◆ EXCERPT TO READ:
Is JavaScript string comparison just as fast as number comparison?

Is JavaScript string comparison just as fast as number comparison? - javascript

I'd like to write a little library for JavaScript enums. For me to do that, I need to decide how to store the enum values. Therefore, I'd like to use the fastest way when comparing, but I also want something that is debuggable, so I'm torn between using strings or numbers. I know I could use objects too, but that would be another question
For example
// I don't want this because when debugging, you'd see just the value 0
var Planets = {Earth:0, Mars:1, Venus: 2}
// I'd prefer this so that Planets.Earth gives me a nice readable value ("Earth")
var Planets = {Earth: 'Earth', Mars: 'Mars'}
But I'm afraid that when I compare them using if (myPlanet === Planet.Earth), the string comparison could take a lot longer (say if it were in a tight loop). This should be the case because http://ecma-international.org/ecma-262/5.1/#sec-11.9.6 says
If Type(x) is String, then return true if x and y are exactly the same sequence of characters (same length and same characters in corresponding positions); otherwise, return false.
But when I wrote a test case, I found that they take the same amount of time http://jsperf.com/string-comparison-versus-number-comparison/2 so it doesn't seem like it's scanning the whole string.
I know this could be a micro optimization, but my question is: is string equality comparison done using pointers and therefore just as fast as number equality comparison?

String comparison could be "just as fast" (depending on implementation and values) - or it could be "much slower".
The ECMAScript specification describes the semantics, not the implementation. The only way to Know for Certain is to create an applicable performance benchmark on run it on a particular implementation.
Trivially, and I expect this is the case1, the effects of string interning for a particular implementation are being observed.
That is, all string values (not String Objects) from literals can be trivially interned into a pool such that implIdentityEq("foo", "foo") is true - that is, there need only one string object. Such interning can be done after constant folding, such that "f" + "oo" -> "foo" - again, per a particular implementation as long as it upholds the ECMAScript semantics.
If such interning is done, then for implStringEq the first check could be to evaluate implIdentityEq(x,y) and, if true, the comparison is trivially-true and performed in O(1). If false, then a normal string character-wise comparison would need to be done which is O(min(n,m)).
(Immediate falseness can also be determined with x.length != y.length, but that seems less relevant here.)
1 While in the above I argue for string interning being a likely cause, modern JavaScript implementations perform a lot of optimizations - as such, interning is only a small part of the various optimizations and code hoistings that can (and are) done!

◆ RECORDS SHOWN:
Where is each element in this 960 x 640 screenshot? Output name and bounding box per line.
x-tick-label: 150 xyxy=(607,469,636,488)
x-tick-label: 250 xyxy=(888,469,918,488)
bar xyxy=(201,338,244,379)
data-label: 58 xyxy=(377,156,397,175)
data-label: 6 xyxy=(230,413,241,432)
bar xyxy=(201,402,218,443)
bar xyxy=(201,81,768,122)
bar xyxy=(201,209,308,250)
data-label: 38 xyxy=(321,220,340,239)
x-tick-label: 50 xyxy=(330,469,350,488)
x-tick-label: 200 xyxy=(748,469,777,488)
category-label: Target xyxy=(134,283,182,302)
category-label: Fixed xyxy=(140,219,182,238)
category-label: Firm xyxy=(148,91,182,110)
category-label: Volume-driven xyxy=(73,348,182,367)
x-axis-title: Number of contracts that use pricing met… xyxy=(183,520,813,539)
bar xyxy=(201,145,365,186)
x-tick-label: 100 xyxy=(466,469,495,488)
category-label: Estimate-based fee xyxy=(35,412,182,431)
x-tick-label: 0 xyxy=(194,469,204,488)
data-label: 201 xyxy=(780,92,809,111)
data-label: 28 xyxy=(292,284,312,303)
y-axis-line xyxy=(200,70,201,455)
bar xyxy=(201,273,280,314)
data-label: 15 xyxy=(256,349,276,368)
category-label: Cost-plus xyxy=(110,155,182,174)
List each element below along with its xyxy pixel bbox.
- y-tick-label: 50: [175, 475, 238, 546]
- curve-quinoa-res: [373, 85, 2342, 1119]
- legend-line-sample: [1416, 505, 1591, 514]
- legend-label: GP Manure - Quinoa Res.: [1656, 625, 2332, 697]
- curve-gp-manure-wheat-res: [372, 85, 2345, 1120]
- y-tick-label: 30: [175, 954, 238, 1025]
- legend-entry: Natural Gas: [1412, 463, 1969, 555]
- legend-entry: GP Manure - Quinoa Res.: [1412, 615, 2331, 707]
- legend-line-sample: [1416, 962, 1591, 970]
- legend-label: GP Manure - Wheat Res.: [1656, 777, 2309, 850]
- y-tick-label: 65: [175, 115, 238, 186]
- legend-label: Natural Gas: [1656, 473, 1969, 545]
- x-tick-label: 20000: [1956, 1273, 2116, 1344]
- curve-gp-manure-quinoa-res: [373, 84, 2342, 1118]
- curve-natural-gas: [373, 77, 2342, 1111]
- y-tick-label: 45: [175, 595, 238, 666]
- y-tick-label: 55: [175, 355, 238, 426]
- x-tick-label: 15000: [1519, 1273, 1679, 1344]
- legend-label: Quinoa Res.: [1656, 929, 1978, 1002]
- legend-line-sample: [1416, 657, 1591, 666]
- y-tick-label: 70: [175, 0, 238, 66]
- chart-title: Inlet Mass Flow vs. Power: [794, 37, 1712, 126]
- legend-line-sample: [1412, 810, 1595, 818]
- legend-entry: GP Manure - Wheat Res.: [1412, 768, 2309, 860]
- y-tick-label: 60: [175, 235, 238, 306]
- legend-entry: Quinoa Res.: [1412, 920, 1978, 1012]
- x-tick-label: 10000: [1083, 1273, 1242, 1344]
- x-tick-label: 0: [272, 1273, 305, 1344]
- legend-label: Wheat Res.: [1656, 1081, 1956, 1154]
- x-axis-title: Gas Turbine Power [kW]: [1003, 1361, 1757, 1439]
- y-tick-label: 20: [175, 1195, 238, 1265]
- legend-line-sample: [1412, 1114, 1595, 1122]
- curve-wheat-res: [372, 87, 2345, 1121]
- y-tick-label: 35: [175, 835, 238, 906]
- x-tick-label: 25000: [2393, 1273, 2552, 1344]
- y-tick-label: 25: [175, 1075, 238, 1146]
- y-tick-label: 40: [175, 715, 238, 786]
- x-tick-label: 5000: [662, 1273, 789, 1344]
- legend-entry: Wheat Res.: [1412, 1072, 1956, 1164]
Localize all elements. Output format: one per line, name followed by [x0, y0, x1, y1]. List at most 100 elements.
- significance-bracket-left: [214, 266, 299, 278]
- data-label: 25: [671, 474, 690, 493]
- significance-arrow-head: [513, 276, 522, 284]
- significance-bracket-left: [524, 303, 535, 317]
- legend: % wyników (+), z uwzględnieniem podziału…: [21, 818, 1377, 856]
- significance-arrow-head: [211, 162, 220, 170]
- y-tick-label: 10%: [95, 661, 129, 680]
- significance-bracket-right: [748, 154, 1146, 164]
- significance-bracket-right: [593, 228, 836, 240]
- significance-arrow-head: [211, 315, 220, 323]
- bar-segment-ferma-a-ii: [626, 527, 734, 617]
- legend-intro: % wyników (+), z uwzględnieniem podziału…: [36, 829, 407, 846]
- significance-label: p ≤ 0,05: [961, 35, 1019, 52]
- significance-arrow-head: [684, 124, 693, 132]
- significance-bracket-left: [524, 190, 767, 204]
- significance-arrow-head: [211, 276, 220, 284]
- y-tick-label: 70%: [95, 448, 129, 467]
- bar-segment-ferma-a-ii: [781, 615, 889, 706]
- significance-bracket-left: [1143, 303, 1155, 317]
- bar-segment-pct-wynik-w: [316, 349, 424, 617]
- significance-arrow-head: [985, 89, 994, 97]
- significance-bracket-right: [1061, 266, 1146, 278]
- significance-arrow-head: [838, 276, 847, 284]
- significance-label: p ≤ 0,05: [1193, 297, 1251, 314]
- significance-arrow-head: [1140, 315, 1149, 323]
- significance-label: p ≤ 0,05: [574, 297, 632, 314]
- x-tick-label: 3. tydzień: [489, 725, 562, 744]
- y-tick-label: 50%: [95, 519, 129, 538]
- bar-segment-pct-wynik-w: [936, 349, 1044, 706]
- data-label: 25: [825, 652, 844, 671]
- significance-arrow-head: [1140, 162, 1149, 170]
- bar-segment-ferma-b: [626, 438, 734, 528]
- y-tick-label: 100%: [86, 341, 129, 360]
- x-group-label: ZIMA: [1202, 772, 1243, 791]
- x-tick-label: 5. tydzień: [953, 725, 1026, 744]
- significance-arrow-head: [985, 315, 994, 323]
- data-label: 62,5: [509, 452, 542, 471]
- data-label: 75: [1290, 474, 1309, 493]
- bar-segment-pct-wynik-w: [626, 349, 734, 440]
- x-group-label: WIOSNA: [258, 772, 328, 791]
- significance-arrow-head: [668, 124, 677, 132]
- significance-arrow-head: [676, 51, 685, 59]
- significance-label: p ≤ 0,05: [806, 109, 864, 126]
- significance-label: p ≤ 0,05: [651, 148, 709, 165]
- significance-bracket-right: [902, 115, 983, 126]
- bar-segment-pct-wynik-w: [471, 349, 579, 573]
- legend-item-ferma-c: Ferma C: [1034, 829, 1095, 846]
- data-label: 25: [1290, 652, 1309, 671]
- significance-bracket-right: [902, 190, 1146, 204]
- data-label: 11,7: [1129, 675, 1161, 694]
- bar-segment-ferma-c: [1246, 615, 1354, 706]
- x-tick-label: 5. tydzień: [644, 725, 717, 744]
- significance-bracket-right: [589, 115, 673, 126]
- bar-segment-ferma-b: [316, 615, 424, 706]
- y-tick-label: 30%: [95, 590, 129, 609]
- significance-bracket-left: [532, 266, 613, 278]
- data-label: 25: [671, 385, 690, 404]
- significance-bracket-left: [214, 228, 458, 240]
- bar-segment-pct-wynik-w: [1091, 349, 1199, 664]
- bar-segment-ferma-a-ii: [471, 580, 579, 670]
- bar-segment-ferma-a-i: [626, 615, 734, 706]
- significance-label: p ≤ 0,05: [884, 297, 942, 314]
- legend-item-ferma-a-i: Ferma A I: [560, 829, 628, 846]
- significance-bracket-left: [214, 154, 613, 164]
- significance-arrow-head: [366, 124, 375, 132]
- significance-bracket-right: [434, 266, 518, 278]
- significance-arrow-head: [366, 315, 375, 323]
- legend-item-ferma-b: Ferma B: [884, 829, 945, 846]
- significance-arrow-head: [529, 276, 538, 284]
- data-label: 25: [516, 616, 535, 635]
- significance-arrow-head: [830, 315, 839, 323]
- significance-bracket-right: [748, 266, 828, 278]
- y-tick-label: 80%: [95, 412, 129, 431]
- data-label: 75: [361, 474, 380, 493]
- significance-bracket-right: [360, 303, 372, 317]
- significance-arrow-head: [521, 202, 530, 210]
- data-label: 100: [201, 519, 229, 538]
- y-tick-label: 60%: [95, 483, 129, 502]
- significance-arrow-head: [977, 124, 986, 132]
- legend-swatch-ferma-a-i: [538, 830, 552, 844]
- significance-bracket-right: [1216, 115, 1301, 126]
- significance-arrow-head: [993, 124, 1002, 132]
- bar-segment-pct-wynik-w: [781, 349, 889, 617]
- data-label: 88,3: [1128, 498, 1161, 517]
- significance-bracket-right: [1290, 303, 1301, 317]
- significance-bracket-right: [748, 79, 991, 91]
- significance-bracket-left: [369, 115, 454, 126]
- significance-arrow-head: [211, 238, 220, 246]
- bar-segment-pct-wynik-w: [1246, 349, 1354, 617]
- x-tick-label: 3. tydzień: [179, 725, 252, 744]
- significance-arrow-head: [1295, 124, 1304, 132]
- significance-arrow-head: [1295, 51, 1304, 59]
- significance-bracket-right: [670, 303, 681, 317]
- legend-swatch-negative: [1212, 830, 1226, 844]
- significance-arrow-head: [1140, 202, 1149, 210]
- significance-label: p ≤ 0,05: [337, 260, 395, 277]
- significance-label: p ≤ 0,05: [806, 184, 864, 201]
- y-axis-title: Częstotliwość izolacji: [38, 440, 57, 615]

◆ REQUIREMENT:
In the thread on JavaScript string comparison, what complexity is given for the normal character-wise comparison that follows a false identity check? The listing is separate material with no connection to the thread on JavaScript string comparison.

◆ FINAL ANSWER:
O(min(n,m))